**EXERCISE DETAILS:**
Return a copy of every line in the records that includes the word "故答案选".

(Stored data)
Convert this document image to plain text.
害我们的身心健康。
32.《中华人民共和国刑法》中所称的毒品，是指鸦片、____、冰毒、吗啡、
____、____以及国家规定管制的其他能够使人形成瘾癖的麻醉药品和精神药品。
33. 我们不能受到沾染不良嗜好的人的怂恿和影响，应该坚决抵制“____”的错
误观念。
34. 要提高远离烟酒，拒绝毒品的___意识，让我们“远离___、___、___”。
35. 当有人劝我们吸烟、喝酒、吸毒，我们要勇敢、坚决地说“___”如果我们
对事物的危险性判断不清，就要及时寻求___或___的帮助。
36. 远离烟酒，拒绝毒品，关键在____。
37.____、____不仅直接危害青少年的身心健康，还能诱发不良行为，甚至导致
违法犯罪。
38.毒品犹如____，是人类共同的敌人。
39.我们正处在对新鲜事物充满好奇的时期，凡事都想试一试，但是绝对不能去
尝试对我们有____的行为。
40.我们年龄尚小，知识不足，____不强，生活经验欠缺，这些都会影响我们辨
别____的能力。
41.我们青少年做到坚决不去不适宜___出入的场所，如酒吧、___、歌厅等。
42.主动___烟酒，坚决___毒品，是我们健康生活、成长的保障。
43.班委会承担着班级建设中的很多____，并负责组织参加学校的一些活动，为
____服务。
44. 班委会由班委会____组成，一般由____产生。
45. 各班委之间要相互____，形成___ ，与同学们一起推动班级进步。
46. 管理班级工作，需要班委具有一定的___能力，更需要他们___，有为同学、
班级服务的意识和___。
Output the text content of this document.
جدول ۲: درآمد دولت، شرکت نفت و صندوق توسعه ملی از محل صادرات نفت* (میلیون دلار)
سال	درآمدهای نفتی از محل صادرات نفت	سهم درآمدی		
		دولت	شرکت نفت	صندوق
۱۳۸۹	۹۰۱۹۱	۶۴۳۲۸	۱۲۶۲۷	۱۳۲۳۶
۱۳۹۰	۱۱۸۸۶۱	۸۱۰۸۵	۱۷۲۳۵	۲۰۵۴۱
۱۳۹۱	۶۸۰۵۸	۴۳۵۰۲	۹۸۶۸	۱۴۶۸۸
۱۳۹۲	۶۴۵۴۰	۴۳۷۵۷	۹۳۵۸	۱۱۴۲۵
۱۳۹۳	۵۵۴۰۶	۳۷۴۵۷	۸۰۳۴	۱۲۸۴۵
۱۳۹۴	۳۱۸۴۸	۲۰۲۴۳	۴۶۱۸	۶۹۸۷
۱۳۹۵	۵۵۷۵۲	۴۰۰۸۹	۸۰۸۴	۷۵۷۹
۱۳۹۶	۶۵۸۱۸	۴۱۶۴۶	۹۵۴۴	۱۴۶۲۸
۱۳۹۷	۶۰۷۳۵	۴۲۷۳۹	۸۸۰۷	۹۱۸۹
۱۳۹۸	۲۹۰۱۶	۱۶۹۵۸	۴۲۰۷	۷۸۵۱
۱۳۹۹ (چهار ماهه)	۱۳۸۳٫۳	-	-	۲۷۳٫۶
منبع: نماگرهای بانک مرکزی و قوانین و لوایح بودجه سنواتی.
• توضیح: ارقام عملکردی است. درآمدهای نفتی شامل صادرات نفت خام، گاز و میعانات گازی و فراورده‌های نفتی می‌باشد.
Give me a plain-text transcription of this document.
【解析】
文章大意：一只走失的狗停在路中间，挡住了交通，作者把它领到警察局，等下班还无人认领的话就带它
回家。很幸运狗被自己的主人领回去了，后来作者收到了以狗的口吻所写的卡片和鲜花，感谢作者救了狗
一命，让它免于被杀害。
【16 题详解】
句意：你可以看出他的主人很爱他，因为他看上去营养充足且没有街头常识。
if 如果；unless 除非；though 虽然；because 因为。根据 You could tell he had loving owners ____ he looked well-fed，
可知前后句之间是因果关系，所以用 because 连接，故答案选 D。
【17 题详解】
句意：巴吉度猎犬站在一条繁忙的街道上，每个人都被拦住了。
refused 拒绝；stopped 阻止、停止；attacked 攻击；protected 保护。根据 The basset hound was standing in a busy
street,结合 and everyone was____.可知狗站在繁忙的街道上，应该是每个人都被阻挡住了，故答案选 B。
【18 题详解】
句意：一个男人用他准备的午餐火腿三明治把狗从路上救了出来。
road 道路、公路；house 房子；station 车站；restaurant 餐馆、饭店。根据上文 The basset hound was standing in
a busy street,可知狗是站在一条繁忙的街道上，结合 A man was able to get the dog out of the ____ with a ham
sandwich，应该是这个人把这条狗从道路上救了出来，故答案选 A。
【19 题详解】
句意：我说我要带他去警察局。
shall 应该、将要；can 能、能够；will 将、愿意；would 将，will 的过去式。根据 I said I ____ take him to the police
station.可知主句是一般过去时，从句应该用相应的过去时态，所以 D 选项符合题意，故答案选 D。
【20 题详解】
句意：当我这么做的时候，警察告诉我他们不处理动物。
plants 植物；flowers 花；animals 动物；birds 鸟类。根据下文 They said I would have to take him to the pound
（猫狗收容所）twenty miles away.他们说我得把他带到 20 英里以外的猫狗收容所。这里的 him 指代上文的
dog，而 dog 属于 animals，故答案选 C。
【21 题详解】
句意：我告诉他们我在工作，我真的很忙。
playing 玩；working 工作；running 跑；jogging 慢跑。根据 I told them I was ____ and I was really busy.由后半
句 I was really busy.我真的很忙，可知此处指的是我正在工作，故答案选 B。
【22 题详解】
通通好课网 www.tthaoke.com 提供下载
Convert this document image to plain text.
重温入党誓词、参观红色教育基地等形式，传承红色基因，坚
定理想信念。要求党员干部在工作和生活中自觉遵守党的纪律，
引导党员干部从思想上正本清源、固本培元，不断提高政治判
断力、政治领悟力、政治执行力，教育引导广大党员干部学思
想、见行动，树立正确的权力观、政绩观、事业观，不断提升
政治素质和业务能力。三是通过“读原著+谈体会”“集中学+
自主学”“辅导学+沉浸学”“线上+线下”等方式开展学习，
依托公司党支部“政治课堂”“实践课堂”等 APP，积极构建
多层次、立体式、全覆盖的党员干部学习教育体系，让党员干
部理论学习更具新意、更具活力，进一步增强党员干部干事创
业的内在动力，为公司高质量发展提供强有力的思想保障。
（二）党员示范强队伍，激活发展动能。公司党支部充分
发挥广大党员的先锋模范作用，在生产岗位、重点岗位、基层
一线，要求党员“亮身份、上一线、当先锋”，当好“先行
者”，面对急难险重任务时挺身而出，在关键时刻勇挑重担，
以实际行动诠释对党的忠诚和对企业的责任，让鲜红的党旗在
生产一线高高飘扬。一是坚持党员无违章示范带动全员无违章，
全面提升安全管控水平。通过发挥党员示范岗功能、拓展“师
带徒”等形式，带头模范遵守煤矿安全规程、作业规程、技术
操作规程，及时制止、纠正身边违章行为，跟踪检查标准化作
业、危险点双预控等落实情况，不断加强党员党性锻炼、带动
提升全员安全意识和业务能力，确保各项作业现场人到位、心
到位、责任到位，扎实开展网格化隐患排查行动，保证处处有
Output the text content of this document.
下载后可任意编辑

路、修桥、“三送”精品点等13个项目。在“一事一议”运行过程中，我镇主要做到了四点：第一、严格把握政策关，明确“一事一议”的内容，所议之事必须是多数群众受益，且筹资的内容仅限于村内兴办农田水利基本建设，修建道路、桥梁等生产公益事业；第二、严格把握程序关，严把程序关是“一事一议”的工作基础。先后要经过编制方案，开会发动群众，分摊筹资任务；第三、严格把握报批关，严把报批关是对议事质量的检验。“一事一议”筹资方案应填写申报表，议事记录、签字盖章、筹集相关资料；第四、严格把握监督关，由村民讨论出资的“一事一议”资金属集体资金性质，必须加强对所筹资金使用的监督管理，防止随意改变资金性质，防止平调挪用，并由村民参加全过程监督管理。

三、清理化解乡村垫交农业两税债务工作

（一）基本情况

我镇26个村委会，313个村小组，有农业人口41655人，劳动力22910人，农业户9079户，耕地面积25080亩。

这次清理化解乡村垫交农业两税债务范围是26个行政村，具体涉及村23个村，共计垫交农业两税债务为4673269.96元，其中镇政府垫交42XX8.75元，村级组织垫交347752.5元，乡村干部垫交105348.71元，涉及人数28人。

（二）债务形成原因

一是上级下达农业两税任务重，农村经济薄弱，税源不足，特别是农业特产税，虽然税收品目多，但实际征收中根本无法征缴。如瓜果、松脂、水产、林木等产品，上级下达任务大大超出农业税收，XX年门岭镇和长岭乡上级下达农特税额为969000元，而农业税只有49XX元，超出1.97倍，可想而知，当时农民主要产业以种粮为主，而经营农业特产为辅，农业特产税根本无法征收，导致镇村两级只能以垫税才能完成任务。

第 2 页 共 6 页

**EXERCISE OUTPUT:**
可知前后句之间是因果关系，所以用 because 连接，故答案选 D。
street,结合 and everyone was____.可知狗站在繁忙的街道上，应该是每个人都被阻挡住了，故答案选 B。
sandwich，应该是这个人把这条狗从道路上救了出来，故答案选 A。
station.可知主句是一般过去时，从句应该用相应的过去时态，所以 D 选项符合题意，故答案选 D。
dog，而 dog 属于 animals，故答案选 C。
句 I was really busy.我真的很忙，可知此处指的是我正在工作，故答案选 B。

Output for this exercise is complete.